▶ Aim
Reproduce the data in its entirety, exactly as supplied.

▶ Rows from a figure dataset
■ ■ ■ ■ ■ ■ ■

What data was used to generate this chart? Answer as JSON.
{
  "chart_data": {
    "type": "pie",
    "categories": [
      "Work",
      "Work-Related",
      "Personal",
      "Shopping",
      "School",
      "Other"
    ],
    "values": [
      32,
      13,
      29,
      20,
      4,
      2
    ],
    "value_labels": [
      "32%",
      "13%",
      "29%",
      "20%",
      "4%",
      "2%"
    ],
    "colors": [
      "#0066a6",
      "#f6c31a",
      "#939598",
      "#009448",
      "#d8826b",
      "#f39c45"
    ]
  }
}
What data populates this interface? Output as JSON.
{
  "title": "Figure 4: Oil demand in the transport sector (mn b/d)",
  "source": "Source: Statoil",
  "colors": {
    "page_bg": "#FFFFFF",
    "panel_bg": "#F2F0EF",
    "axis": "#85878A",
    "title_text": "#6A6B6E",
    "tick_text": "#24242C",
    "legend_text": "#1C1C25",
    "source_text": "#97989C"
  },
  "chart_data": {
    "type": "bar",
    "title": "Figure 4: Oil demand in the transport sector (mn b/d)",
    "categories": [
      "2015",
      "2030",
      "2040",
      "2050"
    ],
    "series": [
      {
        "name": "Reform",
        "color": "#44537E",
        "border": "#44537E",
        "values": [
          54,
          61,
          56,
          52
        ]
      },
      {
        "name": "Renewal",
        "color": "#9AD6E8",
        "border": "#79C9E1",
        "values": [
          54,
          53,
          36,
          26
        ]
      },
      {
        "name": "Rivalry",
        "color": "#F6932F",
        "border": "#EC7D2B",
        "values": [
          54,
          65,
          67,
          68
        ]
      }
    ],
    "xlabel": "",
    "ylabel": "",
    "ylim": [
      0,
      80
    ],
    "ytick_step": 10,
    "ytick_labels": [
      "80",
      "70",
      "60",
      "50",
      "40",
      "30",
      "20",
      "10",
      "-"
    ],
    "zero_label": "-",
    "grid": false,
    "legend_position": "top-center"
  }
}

■ ■ ■ ■ ■ ■ ■

▶ Result of the exercise
What data was used to generate this chart? Answer as JSON.
{
  "chart_data": {
    "type": "pie",
    "categories": [
      "Work",
      "Work-Related",
      "Personal",
      "Shopping",
      "School",
      "Other"
    ],
    "values": [
      32,
      13,
      29,
      20,
      4,
      2
    ],
    "value_labels": [
      "32%",
      "13%",
      "29%",
      "20%",
      "4%",
      "2%"
    ],
    "colors": [
      "#0066a6",
      "#f6c31a",
      "#939598",
      "#009448",
      "#d8826b",
      "#f39c45"
    ]
  }
}
What data populates this interface? Output as JSON.
{
  "title": "Figure 4: Oil demand in the transport sector (mn b/d)",
  "source": "Source: Statoil",
  "colors": {
    "page_bg": "#FFFFFF",
    "panel_bg": "#F2F0EF",
    "axis": "#85878A",
    "title_text": "#6A6B6E",
    "tick_text": "#24242C",
    "legend_text": "#1C1C25",
    "source_text": "#97989C"
  },
  "chart_data": {
    "type": "bar",
    "title": "Figure 4: Oil demand in the transport sector (mn b/d)",
    "categories": [
      "2015",
      "2030",
      "2040",
      "2050"
    ],
    "series": [
      {
        "name": "Reform",
        "color": "#44537E",
        "border": "#44537E",
        "values": [
          54,
          61,
          56,
          52
        ]
      },
      {
        "name": "Renewal",
        "color": "#9AD6E8",
        "border": "#79C9E1",
        "values": [
          54,
          53,
          36,
          26
        ]
      },
      {
        "name": "Rivalry",
        "color": "#F6932F",
        "border": "#EC7D2B",
        "values": [
          54,
          65,
          67,
          68
        ]
      }
    ],
    "xlabel": "",
    "ylabel": "",
    "ylim": [
      0,
      80
    ],
    "ytick_step": 10,
    "ytick_labels": [
      "80",
      "70",
      "60",
      "50",
      "40",
      "30",
      "20",
      "10",
      "-"
    ],
    "zero_label": "-",
    "grid": false,
    "legend_position": "top-center"
  }
}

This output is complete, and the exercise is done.